Problem to solve :: Pick out each line with the word "Strongly" from the material that follows.

Excerpted data ::
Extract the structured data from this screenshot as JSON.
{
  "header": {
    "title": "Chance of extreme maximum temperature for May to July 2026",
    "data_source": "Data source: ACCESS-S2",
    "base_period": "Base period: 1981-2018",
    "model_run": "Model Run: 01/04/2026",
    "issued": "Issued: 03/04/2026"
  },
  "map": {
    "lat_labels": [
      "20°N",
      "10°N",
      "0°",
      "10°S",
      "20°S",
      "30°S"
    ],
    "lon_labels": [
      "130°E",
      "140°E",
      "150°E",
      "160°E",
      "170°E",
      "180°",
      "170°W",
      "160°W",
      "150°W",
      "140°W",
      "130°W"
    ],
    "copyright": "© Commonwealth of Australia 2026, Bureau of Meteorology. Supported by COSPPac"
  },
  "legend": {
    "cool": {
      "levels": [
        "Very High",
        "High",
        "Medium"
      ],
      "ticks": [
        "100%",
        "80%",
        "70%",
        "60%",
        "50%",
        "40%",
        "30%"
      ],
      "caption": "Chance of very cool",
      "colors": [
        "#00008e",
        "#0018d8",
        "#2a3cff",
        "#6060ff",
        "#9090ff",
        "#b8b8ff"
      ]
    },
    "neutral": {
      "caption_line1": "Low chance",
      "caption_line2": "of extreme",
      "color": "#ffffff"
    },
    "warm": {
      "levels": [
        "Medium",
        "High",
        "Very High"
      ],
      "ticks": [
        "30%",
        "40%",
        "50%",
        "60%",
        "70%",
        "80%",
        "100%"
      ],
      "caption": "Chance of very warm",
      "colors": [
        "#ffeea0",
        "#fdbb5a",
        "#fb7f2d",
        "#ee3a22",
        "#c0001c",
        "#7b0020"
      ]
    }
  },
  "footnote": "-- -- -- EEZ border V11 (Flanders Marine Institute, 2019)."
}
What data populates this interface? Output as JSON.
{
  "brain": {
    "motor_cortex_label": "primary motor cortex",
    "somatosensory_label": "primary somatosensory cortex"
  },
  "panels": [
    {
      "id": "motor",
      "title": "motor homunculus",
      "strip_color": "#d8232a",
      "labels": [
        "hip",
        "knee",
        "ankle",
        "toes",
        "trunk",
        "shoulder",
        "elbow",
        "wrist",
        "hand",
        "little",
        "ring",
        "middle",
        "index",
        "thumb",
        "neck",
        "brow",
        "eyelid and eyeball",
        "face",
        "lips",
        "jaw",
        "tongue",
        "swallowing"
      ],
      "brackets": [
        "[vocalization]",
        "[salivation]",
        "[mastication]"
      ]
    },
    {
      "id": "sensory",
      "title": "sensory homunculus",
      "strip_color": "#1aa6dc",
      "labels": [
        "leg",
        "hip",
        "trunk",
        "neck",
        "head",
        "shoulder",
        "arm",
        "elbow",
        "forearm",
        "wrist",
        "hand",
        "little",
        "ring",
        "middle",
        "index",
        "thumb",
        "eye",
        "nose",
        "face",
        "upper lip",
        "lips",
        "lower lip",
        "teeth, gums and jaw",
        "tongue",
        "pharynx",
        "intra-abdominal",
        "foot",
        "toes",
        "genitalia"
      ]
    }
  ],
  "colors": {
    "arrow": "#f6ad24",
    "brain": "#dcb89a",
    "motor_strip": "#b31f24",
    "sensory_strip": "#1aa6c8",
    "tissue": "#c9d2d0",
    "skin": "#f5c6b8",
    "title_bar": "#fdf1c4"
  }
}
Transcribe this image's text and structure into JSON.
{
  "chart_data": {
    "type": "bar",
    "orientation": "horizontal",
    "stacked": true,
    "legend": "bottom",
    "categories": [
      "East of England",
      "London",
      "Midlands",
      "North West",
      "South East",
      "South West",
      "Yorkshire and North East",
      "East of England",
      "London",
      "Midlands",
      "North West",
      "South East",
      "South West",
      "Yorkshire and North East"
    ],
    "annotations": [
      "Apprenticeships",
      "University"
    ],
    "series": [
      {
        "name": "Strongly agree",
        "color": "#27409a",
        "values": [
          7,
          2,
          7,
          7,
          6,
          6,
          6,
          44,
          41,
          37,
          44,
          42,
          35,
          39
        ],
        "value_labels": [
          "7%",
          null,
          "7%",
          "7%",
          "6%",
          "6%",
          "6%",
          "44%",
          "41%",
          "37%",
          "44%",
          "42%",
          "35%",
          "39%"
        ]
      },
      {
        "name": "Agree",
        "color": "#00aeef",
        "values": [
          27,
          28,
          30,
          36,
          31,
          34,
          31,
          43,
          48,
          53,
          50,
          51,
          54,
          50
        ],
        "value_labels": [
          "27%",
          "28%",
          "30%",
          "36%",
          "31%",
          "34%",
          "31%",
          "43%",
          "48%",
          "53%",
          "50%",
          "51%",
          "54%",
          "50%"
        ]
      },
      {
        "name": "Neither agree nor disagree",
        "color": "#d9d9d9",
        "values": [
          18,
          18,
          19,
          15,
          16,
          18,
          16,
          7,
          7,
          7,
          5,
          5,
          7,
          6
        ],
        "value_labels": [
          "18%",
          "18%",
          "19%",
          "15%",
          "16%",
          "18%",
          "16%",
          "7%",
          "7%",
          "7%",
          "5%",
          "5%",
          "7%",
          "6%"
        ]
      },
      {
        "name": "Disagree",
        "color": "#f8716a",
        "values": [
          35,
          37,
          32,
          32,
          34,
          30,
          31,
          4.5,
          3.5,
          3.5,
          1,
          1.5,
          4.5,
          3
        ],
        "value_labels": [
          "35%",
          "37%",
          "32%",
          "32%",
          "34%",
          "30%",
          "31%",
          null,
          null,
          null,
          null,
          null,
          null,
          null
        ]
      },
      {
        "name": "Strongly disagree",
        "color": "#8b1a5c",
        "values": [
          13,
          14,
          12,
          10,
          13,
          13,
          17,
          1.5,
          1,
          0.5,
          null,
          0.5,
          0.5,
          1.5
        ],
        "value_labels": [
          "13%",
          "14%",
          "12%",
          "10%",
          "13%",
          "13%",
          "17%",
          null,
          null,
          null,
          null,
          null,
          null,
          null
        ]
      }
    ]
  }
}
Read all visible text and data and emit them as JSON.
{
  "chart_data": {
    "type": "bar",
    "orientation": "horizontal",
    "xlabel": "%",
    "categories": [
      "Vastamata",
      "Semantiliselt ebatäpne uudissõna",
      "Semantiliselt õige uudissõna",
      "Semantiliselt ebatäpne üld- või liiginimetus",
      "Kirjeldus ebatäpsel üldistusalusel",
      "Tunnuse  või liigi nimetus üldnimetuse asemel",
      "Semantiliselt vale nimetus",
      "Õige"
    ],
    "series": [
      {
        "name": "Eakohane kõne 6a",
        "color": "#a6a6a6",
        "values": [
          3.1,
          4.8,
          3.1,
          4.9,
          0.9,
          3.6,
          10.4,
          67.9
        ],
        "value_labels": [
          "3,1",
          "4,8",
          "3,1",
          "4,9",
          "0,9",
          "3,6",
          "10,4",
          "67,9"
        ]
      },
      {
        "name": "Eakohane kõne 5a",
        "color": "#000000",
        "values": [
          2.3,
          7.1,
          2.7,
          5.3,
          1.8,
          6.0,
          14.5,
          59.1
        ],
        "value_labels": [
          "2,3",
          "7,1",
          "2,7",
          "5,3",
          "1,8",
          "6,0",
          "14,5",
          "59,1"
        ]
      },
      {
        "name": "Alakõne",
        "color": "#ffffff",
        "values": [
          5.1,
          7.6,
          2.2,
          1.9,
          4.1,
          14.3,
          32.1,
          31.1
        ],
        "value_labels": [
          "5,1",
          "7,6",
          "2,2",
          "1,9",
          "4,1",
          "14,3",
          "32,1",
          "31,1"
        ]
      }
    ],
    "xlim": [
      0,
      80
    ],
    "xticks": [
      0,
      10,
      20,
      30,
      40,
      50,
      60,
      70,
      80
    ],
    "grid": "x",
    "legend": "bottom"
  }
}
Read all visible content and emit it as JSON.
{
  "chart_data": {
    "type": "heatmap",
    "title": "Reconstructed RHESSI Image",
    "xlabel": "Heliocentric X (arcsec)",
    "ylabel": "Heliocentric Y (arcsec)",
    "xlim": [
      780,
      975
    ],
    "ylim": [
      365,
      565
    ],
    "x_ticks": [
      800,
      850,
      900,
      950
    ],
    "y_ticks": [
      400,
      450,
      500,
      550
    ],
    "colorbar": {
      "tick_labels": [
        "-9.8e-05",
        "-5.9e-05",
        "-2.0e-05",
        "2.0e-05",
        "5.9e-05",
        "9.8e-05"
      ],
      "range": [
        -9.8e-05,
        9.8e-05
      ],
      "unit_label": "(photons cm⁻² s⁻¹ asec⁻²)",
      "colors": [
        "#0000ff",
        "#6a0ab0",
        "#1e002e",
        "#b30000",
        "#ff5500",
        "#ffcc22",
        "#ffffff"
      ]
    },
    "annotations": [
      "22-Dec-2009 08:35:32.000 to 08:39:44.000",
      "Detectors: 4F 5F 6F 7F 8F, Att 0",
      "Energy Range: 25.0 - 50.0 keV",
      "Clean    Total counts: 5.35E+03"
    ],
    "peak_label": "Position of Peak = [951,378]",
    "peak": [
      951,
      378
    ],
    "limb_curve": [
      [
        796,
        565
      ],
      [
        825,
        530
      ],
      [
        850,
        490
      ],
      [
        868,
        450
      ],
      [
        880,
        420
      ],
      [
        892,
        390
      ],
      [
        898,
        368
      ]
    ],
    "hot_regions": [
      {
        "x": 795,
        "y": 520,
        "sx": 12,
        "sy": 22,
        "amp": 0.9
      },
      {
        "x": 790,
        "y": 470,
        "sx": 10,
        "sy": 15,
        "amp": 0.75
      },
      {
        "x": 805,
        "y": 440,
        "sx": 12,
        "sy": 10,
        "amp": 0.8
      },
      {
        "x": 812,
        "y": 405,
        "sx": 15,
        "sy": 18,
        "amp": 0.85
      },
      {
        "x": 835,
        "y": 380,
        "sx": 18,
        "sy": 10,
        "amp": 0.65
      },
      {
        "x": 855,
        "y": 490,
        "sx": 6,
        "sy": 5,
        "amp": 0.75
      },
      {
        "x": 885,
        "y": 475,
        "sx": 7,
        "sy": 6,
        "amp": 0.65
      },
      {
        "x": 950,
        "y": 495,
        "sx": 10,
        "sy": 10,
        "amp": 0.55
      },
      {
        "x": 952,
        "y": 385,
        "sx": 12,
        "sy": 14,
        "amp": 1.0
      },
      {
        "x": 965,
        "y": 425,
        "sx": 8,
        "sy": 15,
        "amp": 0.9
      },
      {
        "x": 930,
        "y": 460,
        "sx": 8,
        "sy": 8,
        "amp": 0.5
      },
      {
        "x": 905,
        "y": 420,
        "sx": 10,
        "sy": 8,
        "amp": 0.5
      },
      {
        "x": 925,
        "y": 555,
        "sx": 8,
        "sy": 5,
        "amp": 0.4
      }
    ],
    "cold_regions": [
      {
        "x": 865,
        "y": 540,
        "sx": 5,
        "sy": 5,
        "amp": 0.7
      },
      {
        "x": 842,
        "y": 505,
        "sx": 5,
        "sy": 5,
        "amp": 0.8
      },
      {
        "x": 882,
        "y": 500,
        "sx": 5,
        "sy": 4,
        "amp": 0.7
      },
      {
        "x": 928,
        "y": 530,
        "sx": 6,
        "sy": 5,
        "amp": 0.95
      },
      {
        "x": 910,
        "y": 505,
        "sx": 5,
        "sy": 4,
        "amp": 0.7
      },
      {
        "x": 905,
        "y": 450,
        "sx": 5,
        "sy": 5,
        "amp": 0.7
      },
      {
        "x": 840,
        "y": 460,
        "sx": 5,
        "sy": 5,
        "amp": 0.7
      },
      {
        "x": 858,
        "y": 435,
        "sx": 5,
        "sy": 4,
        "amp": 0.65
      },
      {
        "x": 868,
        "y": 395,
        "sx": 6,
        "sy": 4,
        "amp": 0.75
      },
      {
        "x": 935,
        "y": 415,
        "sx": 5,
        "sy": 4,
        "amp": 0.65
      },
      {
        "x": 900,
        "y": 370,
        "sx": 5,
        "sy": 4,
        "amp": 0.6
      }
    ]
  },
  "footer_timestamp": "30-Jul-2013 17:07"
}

Result of the exercise ::
        "name": "Strongly agree",
        "name": "Strongly disagree",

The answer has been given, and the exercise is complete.